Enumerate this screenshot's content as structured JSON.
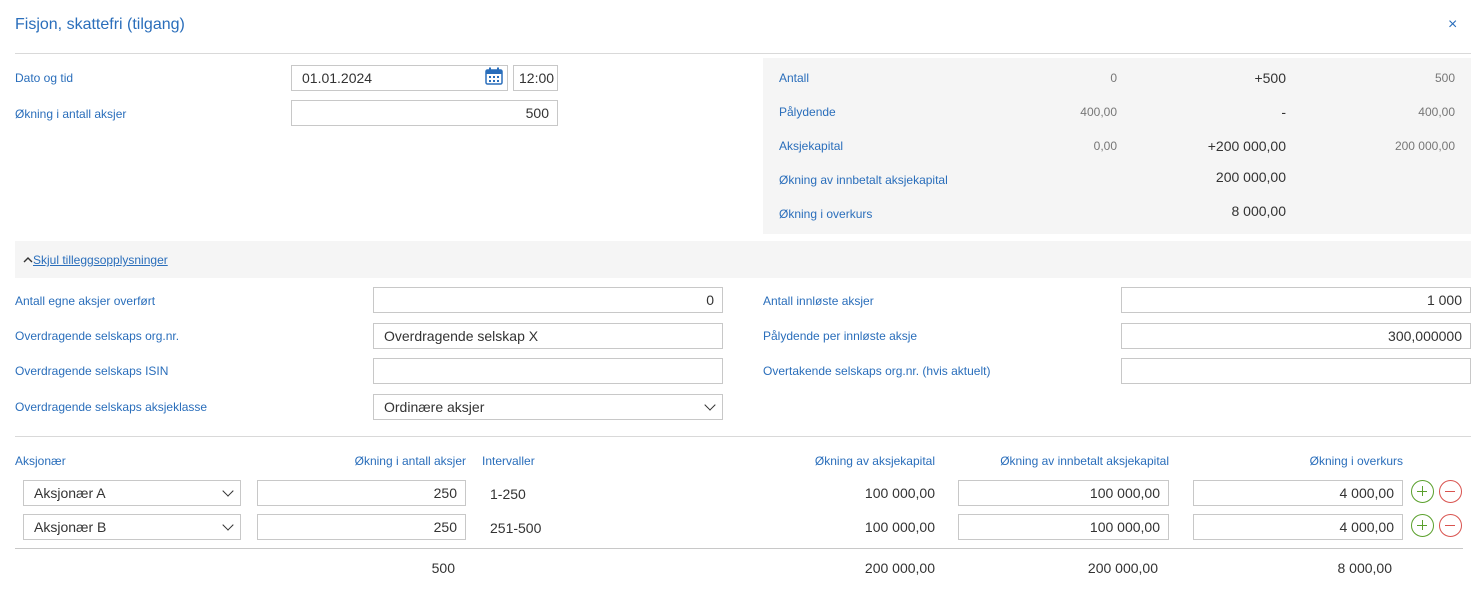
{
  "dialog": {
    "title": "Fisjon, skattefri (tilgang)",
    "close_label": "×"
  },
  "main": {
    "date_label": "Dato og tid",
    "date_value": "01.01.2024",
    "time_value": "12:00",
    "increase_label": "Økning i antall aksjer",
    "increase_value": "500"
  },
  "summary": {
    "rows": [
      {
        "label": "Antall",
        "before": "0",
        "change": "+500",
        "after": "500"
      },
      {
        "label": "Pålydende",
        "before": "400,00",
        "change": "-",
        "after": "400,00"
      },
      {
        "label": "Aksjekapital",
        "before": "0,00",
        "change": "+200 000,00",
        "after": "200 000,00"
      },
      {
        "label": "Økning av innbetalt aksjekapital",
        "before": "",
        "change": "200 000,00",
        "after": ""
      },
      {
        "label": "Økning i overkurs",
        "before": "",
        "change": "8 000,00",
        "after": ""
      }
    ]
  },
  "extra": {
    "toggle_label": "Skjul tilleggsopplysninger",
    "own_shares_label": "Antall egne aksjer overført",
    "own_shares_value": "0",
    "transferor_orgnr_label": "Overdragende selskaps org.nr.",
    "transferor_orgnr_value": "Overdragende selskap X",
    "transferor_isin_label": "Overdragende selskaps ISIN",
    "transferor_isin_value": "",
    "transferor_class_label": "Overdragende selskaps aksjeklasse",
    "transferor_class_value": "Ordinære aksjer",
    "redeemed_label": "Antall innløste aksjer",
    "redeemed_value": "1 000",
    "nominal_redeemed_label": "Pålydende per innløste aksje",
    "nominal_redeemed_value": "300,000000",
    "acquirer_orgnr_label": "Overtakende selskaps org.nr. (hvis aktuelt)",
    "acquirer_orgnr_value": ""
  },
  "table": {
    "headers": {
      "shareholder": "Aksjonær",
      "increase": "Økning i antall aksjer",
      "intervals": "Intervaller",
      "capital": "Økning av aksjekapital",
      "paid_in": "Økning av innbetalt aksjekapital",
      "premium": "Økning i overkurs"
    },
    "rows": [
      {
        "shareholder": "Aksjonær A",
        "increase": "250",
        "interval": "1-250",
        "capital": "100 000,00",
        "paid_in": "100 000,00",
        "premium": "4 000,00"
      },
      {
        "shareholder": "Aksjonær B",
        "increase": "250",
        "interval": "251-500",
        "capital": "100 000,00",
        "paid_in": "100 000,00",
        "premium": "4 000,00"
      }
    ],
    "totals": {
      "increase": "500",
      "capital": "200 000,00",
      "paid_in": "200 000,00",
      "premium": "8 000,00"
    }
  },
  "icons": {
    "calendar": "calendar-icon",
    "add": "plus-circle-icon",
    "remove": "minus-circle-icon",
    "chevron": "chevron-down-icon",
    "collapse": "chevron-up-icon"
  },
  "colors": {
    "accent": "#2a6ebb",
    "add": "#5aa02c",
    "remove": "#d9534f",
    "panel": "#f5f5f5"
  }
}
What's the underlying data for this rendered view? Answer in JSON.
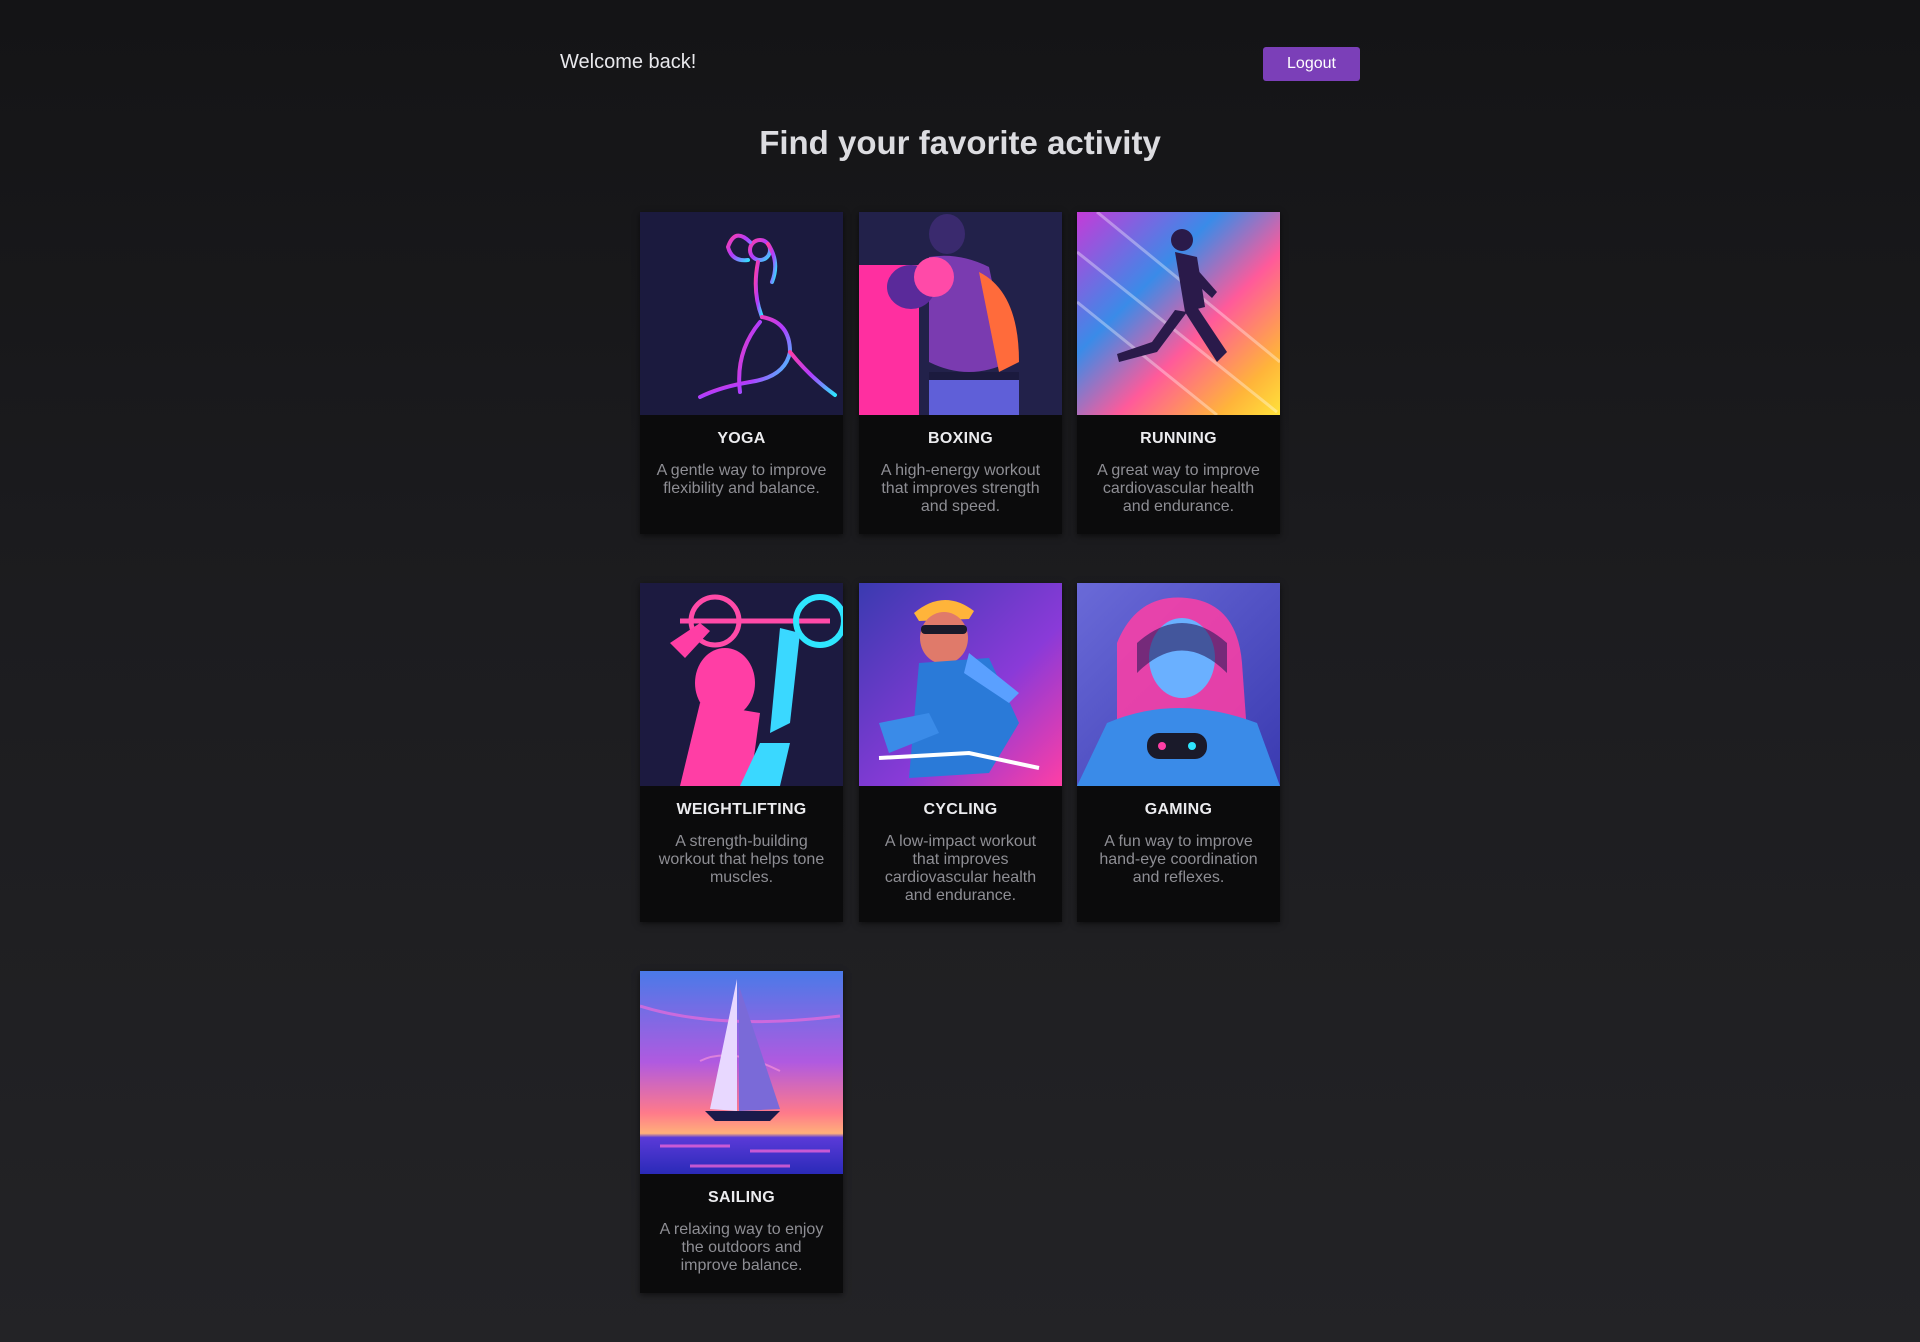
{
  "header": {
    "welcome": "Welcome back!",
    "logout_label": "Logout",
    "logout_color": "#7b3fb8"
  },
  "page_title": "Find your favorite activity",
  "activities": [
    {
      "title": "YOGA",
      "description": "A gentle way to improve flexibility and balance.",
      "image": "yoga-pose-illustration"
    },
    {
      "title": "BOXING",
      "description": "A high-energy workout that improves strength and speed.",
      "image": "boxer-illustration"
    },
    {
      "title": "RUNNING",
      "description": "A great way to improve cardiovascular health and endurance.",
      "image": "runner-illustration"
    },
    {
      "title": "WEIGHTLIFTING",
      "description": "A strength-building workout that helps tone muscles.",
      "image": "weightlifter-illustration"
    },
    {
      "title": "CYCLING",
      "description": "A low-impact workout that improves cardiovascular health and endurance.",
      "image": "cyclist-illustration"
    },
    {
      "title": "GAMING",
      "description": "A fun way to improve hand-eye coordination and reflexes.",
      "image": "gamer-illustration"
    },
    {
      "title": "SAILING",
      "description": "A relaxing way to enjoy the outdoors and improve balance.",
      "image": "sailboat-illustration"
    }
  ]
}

┄┄┄┄┄┄

— Required task —
Without including any pictures, reproduce the listing exactly.

— Exercise response —
Enumerate this screenshot's content as structured JSON.
{
  "dialog": {
    "title": "Fisjon, skattefri (tilgang)",
    "close_label": "×"
  },
  "main": {
    "date_label": "Dato og tid",
    "date_value": "01.01.2024",
    "time_value": "12:00",
    "increase_label": "Økning i antall aksjer",
    "increase_value": "500"
  },
  "summary": {
    "rows": [
      {
        "label": "Antall",
        "before": "0",
        "change": "+500",
        "after": "500"
      },
      {
        "label": "Pålydende",
        "before": "400,00",
        "change": "-",
        "after": "400,00"
      },
      {
        "label": "Aksjekapital",
        "before": "0,00",
        "change": "+200 000,00",
        "after": "200 000,00"
      },
      {
        "label": "Økning av innbetalt aksjekapital",
        "before": "",
        "change": "200 000,00",
        "after": ""
      },
      {
        "label": "Økning i overkurs",
        "before": "",
        "change": "8 000,00",
        "after": ""
      }
    ]
  },
  "extra": {
    "toggle_label": "Skjul tilleggsopplysninger",
    "own_shares_label": "Antall egne aksjer overført",
    "own_shares_value": "0",
    "transferor_orgnr_label": "Overdragende selskaps org.nr.",
    "transferor_orgnr_value": "Overdragende selskap X",
    "transferor_isin_label": "Overdragende selskaps ISIN",
    "transferor_isin_value": "",
    "transferor_class_label": "Overdragende selskaps aksjeklasse",
    "transferor_class_value": "Ordinære aksjer",
    "redeemed_label": "Antall innløste aksjer",
    "redeemed_value": "1 000",
    "nominal_redeemed_label": "Pålydende per innløste aksje",
    "nominal_redeemed_value": "300,000000",
    "acquirer_orgnr_label": "Overtakende selskaps org.nr. (hvis aktuelt)",
    "acquirer_orgnr_value": ""
  },
  "table": {
    "headers": {
      "shareholder": "Aksjonær",
      "increase": "Økning i antall aksjer",
      "intervals": "Intervaller",
      "capital": "Økning av aksjekapital",
      "paid_in": "Økning av innbetalt aksjekapital",
      "premium": "Økning i overkurs"
    },
    "rows": [
      {
        "shareholder": "Aksjonær A",
        "increase": "250",
        "interval": "1-250",
        "capital": "100 000,00",
        "paid_in": "100 000,00",
        "premium": "4 000,00"
      },
      {
        "shareholder": "Aksjonær B",
        "increase": "250",
        "interval": "251-500",
        "capital": "100 000,00",
        "paid_in": "100 000,00",
        "premium": "4 000,00"
      }
    ],
    "totals": {
      "increase": "500",
      "capital": "200 000,00",
      "paid_in": "200 000,00",
      "premium": "8 000,00"
    }
  },
  "icons": {
    "calendar": "calendar-icon",
    "add": "plus-circle-icon",
    "remove": "minus-circle-icon",
    "chevron": "chevron-down-icon",
    "collapse": "chevron-up-icon"
  },
  "colors": {
    "accent": "#2a6ebb",
    "add": "#5aa02c",
    "remove": "#d9534f",
    "panel": "#f5f5f5"
  }
}
What's the underlying data for this rendered view? Answer in JSON.
{
  "header": {
    "welcome": "Welcome back!",
    "logout_label": "Logout",
    "logout_color": "#7b3fb8"
  },
  "page_title": "Find your favorite activity",
  "activities": [
    {
      "title": "YOGA",
      "description": "A gentle way to improve flexibility and balance.",
      "image": "yoga-pose-illustration"
    },
    {
      "title": "BOXING",
      "description": "A high-energy workout that improves strength and speed.",
      "image": "boxer-illustration"
    },
    {
      "title": "RUNNING",
      "description": "A great way to improve cardiovascular health and endurance.",
      "image": "runner-illustration"
    },
    {
      "title": "WEIGHTLIFTING",
      "description": "A strength-building workout that helps tone muscles.",
      "image": "weightlifter-illustration"
    },
    {
      "title": "CYCLING",
      "description": "A low-impact workout that improves cardiovascular health and endurance.",
      "image": "cyclist-illustration"
    },
    {
      "title": "GAMING",
      "description": "A fun way to improve hand-eye coordination and reflexes.",
      "image": "gamer-illustration"
    },
    {
      "title": "SAILING",
      "description": "A relaxing way to enjoy the outdoors and improve balance.",
      "image": "sailboat-illustration"
    }
  ]
}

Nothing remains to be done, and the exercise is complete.